** Start **
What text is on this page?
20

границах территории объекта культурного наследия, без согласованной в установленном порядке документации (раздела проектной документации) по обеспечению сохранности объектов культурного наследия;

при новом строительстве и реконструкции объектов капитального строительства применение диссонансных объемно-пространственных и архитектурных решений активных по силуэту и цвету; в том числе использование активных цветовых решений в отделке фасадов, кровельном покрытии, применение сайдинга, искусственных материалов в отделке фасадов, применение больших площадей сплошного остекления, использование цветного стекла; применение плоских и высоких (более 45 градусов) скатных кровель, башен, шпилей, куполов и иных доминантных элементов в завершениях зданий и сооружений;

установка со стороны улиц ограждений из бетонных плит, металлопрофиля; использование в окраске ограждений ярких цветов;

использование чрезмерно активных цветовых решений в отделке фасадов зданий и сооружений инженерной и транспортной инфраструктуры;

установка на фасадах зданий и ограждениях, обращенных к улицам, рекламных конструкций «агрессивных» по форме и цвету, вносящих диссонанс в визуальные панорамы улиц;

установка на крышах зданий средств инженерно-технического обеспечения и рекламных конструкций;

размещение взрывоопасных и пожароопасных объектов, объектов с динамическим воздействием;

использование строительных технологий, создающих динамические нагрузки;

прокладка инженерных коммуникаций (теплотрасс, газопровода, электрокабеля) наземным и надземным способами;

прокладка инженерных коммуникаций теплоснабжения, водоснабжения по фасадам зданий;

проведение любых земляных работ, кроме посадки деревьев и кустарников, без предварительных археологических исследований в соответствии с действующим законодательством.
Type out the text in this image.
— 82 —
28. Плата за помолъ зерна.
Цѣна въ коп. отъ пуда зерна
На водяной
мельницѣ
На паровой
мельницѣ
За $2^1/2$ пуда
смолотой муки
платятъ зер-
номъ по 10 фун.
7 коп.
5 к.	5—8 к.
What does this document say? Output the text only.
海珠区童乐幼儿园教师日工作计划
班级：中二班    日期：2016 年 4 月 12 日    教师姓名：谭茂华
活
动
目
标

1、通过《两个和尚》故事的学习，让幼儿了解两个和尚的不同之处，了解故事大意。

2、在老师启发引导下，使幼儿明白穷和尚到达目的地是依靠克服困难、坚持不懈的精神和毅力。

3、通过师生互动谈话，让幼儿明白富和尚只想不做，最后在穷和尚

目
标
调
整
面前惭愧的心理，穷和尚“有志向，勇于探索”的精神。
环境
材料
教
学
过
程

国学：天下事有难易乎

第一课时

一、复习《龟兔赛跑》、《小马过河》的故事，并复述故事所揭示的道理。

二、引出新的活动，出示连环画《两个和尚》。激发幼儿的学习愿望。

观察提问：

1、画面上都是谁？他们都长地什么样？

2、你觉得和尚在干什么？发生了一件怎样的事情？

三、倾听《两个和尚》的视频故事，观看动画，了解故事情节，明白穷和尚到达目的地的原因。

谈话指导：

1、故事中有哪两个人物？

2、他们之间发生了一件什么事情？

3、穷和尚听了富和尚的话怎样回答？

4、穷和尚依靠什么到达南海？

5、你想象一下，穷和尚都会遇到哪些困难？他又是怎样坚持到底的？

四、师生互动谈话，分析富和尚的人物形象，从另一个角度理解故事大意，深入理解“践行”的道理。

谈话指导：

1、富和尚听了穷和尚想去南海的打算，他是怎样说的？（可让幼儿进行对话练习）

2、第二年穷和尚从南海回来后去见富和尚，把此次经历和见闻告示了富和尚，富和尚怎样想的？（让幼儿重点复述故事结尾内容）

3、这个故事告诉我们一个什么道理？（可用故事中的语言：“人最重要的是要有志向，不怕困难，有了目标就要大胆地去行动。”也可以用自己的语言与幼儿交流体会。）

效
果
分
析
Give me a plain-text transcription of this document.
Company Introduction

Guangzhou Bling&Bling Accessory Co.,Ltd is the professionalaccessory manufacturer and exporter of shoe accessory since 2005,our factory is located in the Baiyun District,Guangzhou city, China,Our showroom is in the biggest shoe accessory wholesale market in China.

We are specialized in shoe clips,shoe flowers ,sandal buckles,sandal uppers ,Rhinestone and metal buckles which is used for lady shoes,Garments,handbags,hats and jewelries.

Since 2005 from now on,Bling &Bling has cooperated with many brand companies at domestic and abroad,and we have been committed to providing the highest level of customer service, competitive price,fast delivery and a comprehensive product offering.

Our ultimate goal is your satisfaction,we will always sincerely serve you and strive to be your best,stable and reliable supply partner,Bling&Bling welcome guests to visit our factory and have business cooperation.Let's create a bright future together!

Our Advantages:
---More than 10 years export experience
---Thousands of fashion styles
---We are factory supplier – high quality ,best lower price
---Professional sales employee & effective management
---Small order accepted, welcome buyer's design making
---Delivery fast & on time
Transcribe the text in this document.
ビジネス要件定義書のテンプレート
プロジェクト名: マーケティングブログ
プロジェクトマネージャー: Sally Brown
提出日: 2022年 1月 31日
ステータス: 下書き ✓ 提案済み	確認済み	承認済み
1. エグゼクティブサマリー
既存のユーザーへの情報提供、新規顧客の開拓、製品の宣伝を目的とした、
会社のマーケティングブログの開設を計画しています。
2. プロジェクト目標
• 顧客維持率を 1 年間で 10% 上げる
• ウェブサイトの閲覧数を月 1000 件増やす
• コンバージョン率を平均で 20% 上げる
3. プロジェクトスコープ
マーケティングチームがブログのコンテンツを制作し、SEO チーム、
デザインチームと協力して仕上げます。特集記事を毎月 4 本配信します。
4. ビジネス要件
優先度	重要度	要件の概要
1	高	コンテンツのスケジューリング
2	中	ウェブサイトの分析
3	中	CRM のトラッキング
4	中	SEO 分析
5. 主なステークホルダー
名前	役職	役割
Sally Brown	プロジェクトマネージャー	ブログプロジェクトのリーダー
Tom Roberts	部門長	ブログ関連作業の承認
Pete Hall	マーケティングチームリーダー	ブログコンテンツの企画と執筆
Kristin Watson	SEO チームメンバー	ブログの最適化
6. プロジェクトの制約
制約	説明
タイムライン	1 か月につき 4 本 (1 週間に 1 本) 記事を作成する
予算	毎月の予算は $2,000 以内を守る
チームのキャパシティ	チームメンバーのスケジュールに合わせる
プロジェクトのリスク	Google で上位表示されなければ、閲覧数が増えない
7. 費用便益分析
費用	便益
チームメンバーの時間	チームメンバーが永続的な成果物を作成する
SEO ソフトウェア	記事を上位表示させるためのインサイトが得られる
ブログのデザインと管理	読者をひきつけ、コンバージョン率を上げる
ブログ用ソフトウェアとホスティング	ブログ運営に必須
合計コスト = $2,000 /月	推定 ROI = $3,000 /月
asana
** End **
- [What is needed] Reproduce the final stretch of the data above: every line from the one holding "Transcribe the text in this document." through the end, inclusive, exactly as written and nothing else.

- [Solved problem]
Transcribe the text in this document.
ビジネス要件定義書のテンプレート
プロジェクト名: マーケティングブログ
プロジェクトマネージャー: Sally Brown
提出日: 2022年 1月 31日
ステータス: 下書き ✓ 提案済み	確認済み	承認済み
1. エグゼクティブサマリー
既存のユーザーへの情報提供、新規顧客の開拓、製品の宣伝を目的とした、
会社のマーケティングブログの開設を計画しています。
2. プロジェクト目標
• 顧客維持率を 1 年間で 10% 上げる
• ウェブサイトの閲覧数を月 1000 件増やす
• コンバージョン率を平均で 20% 上げる
3. プロジェクトスコープ
マーケティングチームがブログのコンテンツを制作し、SEO チーム、
デザインチームと協力して仕上げます。特集記事を毎月 4 本配信します。
4. ビジネス要件
優先度	重要度	要件の概要
1	高	コンテンツのスケジューリング
2	中	ウェブサイトの分析
3	中	CRM のトラッキング
4	中	SEO 分析
5. 主なステークホルダー
名前	役職	役割
Sally Brown	プロジェクトマネージャー	ブログプロジェクトのリーダー
Tom Roberts	部門長	ブログ関連作業の承認
Pete Hall	マーケティングチームリーダー	ブログコンテンツの企画と執筆
Kristin Watson	SEO チームメンバー	ブログの最適化
6. プロジェクトの制約
制約	説明
タイムライン	1 か月につき 4 本 (1 週間に 1 本) 記事を作成する
予算	毎月の予算は $2,000 以内を守る
チームのキャパシティ	チームメンバーのスケジュールに合わせる
プロジェクトのリスク	Google で上位表示されなければ、閲覧数が増えない
7. 費用便益分析
費用	便益
チームメンバーの時間	チームメンバーが永続的な成果物を作成する
SEO ソフトウェア	記事を上位表示させるためのインサイトが得られる
ブログのデザインと管理	読者をひきつけ、コンバージョン率を上げる
ブログ用ソフトウェアとホスティング	ブログ運営に必須
合計コスト = $2,000 /月	推定 ROI = $3,000 /月
asana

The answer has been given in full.